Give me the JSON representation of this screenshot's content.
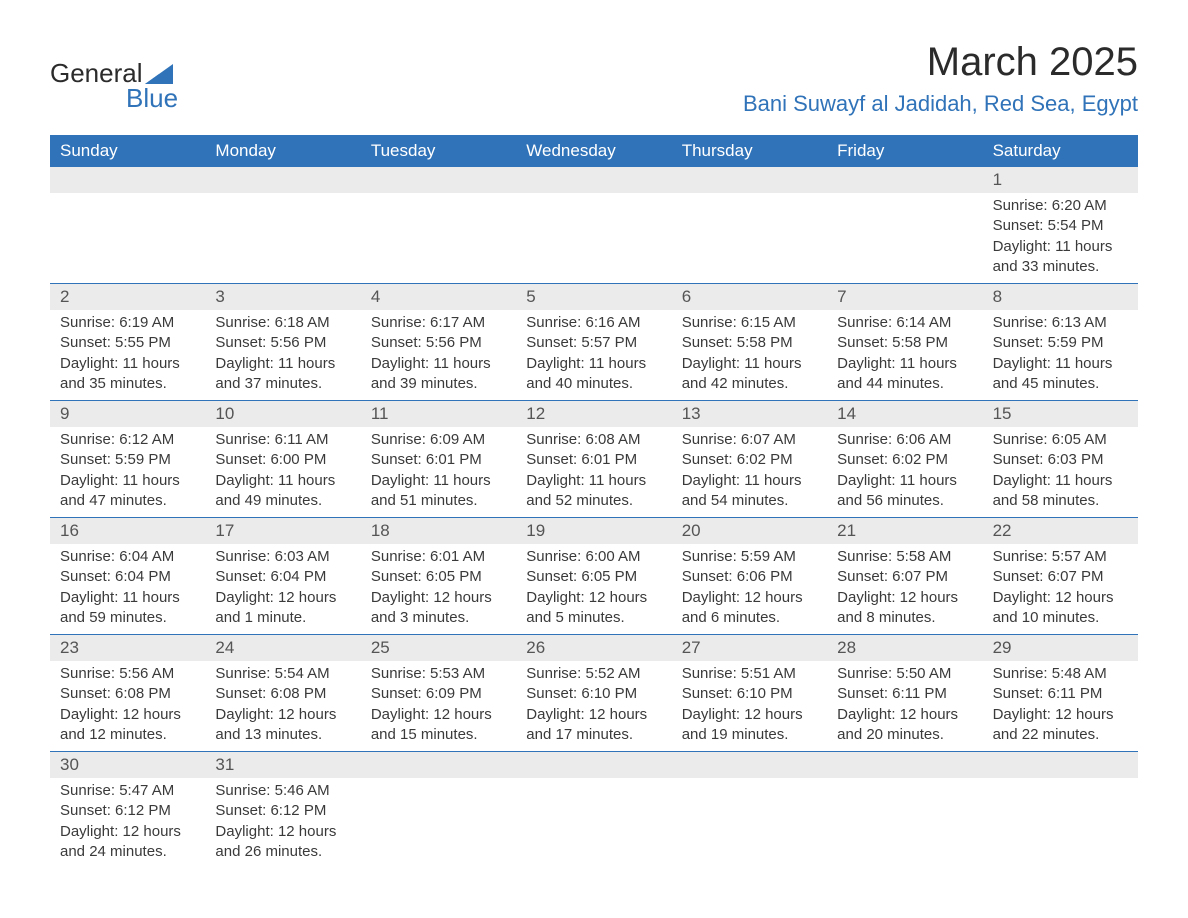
{
  "logo": {
    "word1": "General",
    "word2": "Blue"
  },
  "title": "March 2025",
  "location": "Bani Suwayf al Jadidah, Red Sea, Egypt",
  "colors": {
    "header_bg": "#3073b8",
    "header_text": "#ffffff",
    "daynum_bg": "#ebebeb",
    "body_text": "#3a3a3a",
    "accent": "#3073b8",
    "page_bg": "#ffffff"
  },
  "layout": {
    "columns": 7,
    "title_fontsize": 40,
    "location_fontsize": 22,
    "dow_fontsize": 17,
    "daynum_fontsize": 17,
    "cell_fontsize": 15
  },
  "days_of_week": [
    "Sunday",
    "Monday",
    "Tuesday",
    "Wednesday",
    "Thursday",
    "Friday",
    "Saturday"
  ],
  "weeks": [
    [
      null,
      null,
      null,
      null,
      null,
      null,
      {
        "n": "1",
        "sunrise": "6:20 AM",
        "sunset": "5:54 PM",
        "daylight": "11 hours and 33 minutes."
      }
    ],
    [
      {
        "n": "2",
        "sunrise": "6:19 AM",
        "sunset": "5:55 PM",
        "daylight": "11 hours and 35 minutes."
      },
      {
        "n": "3",
        "sunrise": "6:18 AM",
        "sunset": "5:56 PM",
        "daylight": "11 hours and 37 minutes."
      },
      {
        "n": "4",
        "sunrise": "6:17 AM",
        "sunset": "5:56 PM",
        "daylight": "11 hours and 39 minutes."
      },
      {
        "n": "5",
        "sunrise": "6:16 AM",
        "sunset": "5:57 PM",
        "daylight": "11 hours and 40 minutes."
      },
      {
        "n": "6",
        "sunrise": "6:15 AM",
        "sunset": "5:58 PM",
        "daylight": "11 hours and 42 minutes."
      },
      {
        "n": "7",
        "sunrise": "6:14 AM",
        "sunset": "5:58 PM",
        "daylight": "11 hours and 44 minutes."
      },
      {
        "n": "8",
        "sunrise": "6:13 AM",
        "sunset": "5:59 PM",
        "daylight": "11 hours and 45 minutes."
      }
    ],
    [
      {
        "n": "9",
        "sunrise": "6:12 AM",
        "sunset": "5:59 PM",
        "daylight": "11 hours and 47 minutes."
      },
      {
        "n": "10",
        "sunrise": "6:11 AM",
        "sunset": "6:00 PM",
        "daylight": "11 hours and 49 minutes."
      },
      {
        "n": "11",
        "sunrise": "6:09 AM",
        "sunset": "6:01 PM",
        "daylight": "11 hours and 51 minutes."
      },
      {
        "n": "12",
        "sunrise": "6:08 AM",
        "sunset": "6:01 PM",
        "daylight": "11 hours and 52 minutes."
      },
      {
        "n": "13",
        "sunrise": "6:07 AM",
        "sunset": "6:02 PM",
        "daylight": "11 hours and 54 minutes."
      },
      {
        "n": "14",
        "sunrise": "6:06 AM",
        "sunset": "6:02 PM",
        "daylight": "11 hours and 56 minutes."
      },
      {
        "n": "15",
        "sunrise": "6:05 AM",
        "sunset": "6:03 PM",
        "daylight": "11 hours and 58 minutes."
      }
    ],
    [
      {
        "n": "16",
        "sunrise": "6:04 AM",
        "sunset": "6:04 PM",
        "daylight": "11 hours and 59 minutes."
      },
      {
        "n": "17",
        "sunrise": "6:03 AM",
        "sunset": "6:04 PM",
        "daylight": "12 hours and 1 minute."
      },
      {
        "n": "18",
        "sunrise": "6:01 AM",
        "sunset": "6:05 PM",
        "daylight": "12 hours and 3 minutes."
      },
      {
        "n": "19",
        "sunrise": "6:00 AM",
        "sunset": "6:05 PM",
        "daylight": "12 hours and 5 minutes."
      },
      {
        "n": "20",
        "sunrise": "5:59 AM",
        "sunset": "6:06 PM",
        "daylight": "12 hours and 6 minutes."
      },
      {
        "n": "21",
        "sunrise": "5:58 AM",
        "sunset": "6:07 PM",
        "daylight": "12 hours and 8 minutes."
      },
      {
        "n": "22",
        "sunrise": "5:57 AM",
        "sunset": "6:07 PM",
        "daylight": "12 hours and 10 minutes."
      }
    ],
    [
      {
        "n": "23",
        "sunrise": "5:56 AM",
        "sunset": "6:08 PM",
        "daylight": "12 hours and 12 minutes."
      },
      {
        "n": "24",
        "sunrise": "5:54 AM",
        "sunset": "6:08 PM",
        "daylight": "12 hours and 13 minutes."
      },
      {
        "n": "25",
        "sunrise": "5:53 AM",
        "sunset": "6:09 PM",
        "daylight": "12 hours and 15 minutes."
      },
      {
        "n": "26",
        "sunrise": "5:52 AM",
        "sunset": "6:10 PM",
        "daylight": "12 hours and 17 minutes."
      },
      {
        "n": "27",
        "sunrise": "5:51 AM",
        "sunset": "6:10 PM",
        "daylight": "12 hours and 19 minutes."
      },
      {
        "n": "28",
        "sunrise": "5:50 AM",
        "sunset": "6:11 PM",
        "daylight": "12 hours and 20 minutes."
      },
      {
        "n": "29",
        "sunrise": "5:48 AM",
        "sunset": "6:11 PM",
        "daylight": "12 hours and 22 minutes."
      }
    ],
    [
      {
        "n": "30",
        "sunrise": "5:47 AM",
        "sunset": "6:12 PM",
        "daylight": "12 hours and 24 minutes."
      },
      {
        "n": "31",
        "sunrise": "5:46 AM",
        "sunset": "6:12 PM",
        "daylight": "12 hours and 26 minutes."
      },
      null,
      null,
      null,
      null,
      null
    ]
  ],
  "labels": {
    "sunrise_prefix": "Sunrise: ",
    "sunset_prefix": "Sunset: ",
    "daylight_prefix": "Daylight: "
  }
}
====
Repeat the data exactly, excluding the pictures.

Give me the JSON representation of this screenshot's content.
{
  "logo": {
    "word1": "General",
    "word2": "Blue"
  },
  "title": "March 2025",
  "location": "Bani Suwayf al Jadidah, Red Sea, Egypt",
  "colors": {
    "header_bg": "#3073b8",
    "header_text": "#ffffff",
    "daynum_bg": "#ebebeb",
    "body_text": "#3a3a3a",
    "accent": "#3073b8",
    "page_bg": "#ffffff"
  },
  "layout": {
    "columns": 7,
    "title_fontsize": 40,
    "location_fontsize": 22,
    "dow_fontsize": 17,
    "daynum_fontsize": 17,
    "cell_fontsize": 15
  },
  "days_of_week": [
    "Sunday",
    "Monday",
    "Tuesday",
    "Wednesday",
    "Thursday",
    "Friday",
    "Saturday"
  ],
  "weeks": [
    [
      null,
      null,
      null,
      null,
      null,
      null,
      {
        "n": "1",
        "sunrise": "6:20 AM",
        "sunset": "5:54 PM",
        "daylight": "11 hours and 33 minutes."
      }
    ],
    [
      {
        "n": "2",
        "sunrise": "6:19 AM",
        "sunset": "5:55 PM",
        "daylight": "11 hours and 35 minutes."
      },
      {
        "n": "3",
        "sunrise": "6:18 AM",
        "sunset": "5:56 PM",
        "daylight": "11 hours and 37 minutes."
      },
      {
        "n": "4",
        "sunrise": "6:17 AM",
        "sunset": "5:56 PM",
        "daylight": "11 hours and 39 minutes."
      },
      {
        "n": "5",
        "sunrise": "6:16 AM",
        "sunset": "5:57 PM",
        "daylight": "11 hours and 40 minutes."
      },
      {
        "n": "6",
        "sunrise": "6:15 AM",
        "sunset": "5:58 PM",
        "daylight": "11 hours and 42 minutes."
      },
      {
        "n": "7",
        "sunrise": "6:14 AM",
        "sunset": "5:58 PM",
        "daylight": "11 hours and 44 minutes."
      },
      {
        "n": "8",
        "sunrise": "6:13 AM",
        "sunset": "5:59 PM",
        "daylight": "11 hours and 45 minutes."
      }
    ],
    [
      {
        "n": "9",
        "sunrise": "6:12 AM",
        "sunset": "5:59 PM",
        "daylight": "11 hours and 47 minutes."
      },
      {
        "n": "10",
        "sunrise": "6:11 AM",
        "sunset": "6:00 PM",
        "daylight": "11 hours and 49 minutes."
      },
      {
        "n": "11",
        "sunrise": "6:09 AM",
        "sunset": "6:01 PM",
        "daylight": "11 hours and 51 minutes."
      },
      {
        "n": "12",
        "sunrise": "6:08 AM",
        "sunset": "6:01 PM",
        "daylight": "11 hours and 52 minutes."
      },
      {
        "n": "13",
        "sunrise": "6:07 AM",
        "sunset": "6:02 PM",
        "daylight": "11 hours and 54 minutes."
      },
      {
        "n": "14",
        "sunrise": "6:06 AM",
        "sunset": "6:02 PM",
        "daylight": "11 hours and 56 minutes."
      },
      {
        "n": "15",
        "sunrise": "6:05 AM",
        "sunset": "6:03 PM",
        "daylight": "11 hours and 58 minutes."
      }
    ],
    [
      {
        "n": "16",
        "sunrise": "6:04 AM",
        "sunset": "6:04 PM",
        "daylight": "11 hours and 59 minutes."
      },
      {
        "n": "17",
        "sunrise": "6:03 AM",
        "sunset": "6:04 PM",
        "daylight": "12 hours and 1 minute."
      },
      {
        "n": "18",
        "sunrise": "6:01 AM",
        "sunset": "6:05 PM",
        "daylight": "12 hours and 3 minutes."
      },
      {
        "n": "19",
        "sunrise": "6:00 AM",
        "sunset": "6:05 PM",
        "daylight": "12 hours and 5 minutes."
      },
      {
        "n": "20",
        "sunrise": "5:59 AM",
        "sunset": "6:06 PM",
        "daylight": "12 hours and 6 minutes."
      },
      {
        "n": "21",
        "sunrise": "5:58 AM",
        "sunset": "6:07 PM",
        "daylight": "12 hours and 8 minutes."
      },
      {
        "n": "22",
        "sunrise": "5:57 AM",
        "sunset": "6:07 PM",
        "daylight": "12 hours and 10 minutes."
      }
    ],
    [
      {
        "n": "23",
        "sunrise": "5:56 AM",
        "sunset": "6:08 PM",
        "daylight": "12 hours and 12 minutes."
      },
      {
        "n": "24",
        "sunrise": "5:54 AM",
        "sunset": "6:08 PM",
        "daylight": "12 hours and 13 minutes."
      },
      {
        "n": "25",
        "sunrise": "5:53 AM",
        "sunset": "6:09 PM",
        "daylight": "12 hours and 15 minutes."
      },
      {
        "n": "26",
        "sunrise": "5:52 AM",
        "sunset": "6:10 PM",
        "daylight": "12 hours and 17 minutes."
      },
      {
        "n": "27",
        "sunrise": "5:51 AM",
        "sunset": "6:10 PM",
        "daylight": "12 hours and 19 minutes."
      },
      {
        "n": "28",
        "sunrise": "5:50 AM",
        "sunset": "6:11 PM",
        "daylight": "12 hours and 20 minutes."
      },
      {
        "n": "29",
        "sunrise": "5:48 AM",
        "sunset": "6:11 PM",
        "daylight": "12 hours and 22 minutes."
      }
    ],
    [
      {
        "n": "30",
        "sunrise": "5:47 AM",
        "sunset": "6:12 PM",
        "daylight": "12 hours and 24 minutes."
      },
      {
        "n": "31",
        "sunrise": "5:46 AM",
        "sunset": "6:12 PM",
        "daylight": "12 hours and 26 minutes."
      },
      null,
      null,
      null,
      null,
      null
    ]
  ],
  "labels": {
    "sunrise_prefix": "Sunrise: ",
    "sunset_prefix": "Sunset: ",
    "daylight_prefix": "Daylight: "
  }
}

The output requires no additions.